◆ **Aim of the task**:
Report every line in the listing below where the string "even" shows up.

**** Given data ****

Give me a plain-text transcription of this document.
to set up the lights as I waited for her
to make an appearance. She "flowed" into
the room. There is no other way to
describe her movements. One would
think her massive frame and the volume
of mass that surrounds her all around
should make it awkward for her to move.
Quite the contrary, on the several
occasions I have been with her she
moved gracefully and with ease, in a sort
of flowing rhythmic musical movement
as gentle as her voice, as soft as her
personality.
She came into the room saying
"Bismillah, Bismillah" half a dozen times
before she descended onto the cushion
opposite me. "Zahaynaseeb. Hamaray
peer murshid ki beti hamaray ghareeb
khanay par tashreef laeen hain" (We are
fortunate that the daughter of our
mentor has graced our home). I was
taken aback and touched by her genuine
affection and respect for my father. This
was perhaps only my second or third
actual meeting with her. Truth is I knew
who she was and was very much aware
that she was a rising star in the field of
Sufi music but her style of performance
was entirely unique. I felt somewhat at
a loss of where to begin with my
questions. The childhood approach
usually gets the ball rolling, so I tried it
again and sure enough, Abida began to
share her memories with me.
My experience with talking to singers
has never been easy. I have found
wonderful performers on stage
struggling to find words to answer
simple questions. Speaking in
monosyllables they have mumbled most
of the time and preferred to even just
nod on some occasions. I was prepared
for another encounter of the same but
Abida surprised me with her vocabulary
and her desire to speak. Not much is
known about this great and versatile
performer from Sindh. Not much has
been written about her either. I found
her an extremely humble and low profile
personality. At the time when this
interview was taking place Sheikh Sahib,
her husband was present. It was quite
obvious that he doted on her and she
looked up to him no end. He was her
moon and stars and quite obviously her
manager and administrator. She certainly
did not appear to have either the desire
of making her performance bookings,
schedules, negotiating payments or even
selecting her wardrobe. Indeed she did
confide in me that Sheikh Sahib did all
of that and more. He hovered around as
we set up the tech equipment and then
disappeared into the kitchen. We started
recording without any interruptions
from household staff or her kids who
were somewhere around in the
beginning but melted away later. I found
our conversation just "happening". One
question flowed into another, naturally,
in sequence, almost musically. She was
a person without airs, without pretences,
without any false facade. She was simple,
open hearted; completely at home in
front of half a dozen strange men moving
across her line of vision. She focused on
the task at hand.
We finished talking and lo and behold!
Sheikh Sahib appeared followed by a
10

****

◆ **Response to the task**:
of the time and preferred to even just
schedules, negotiating payments or even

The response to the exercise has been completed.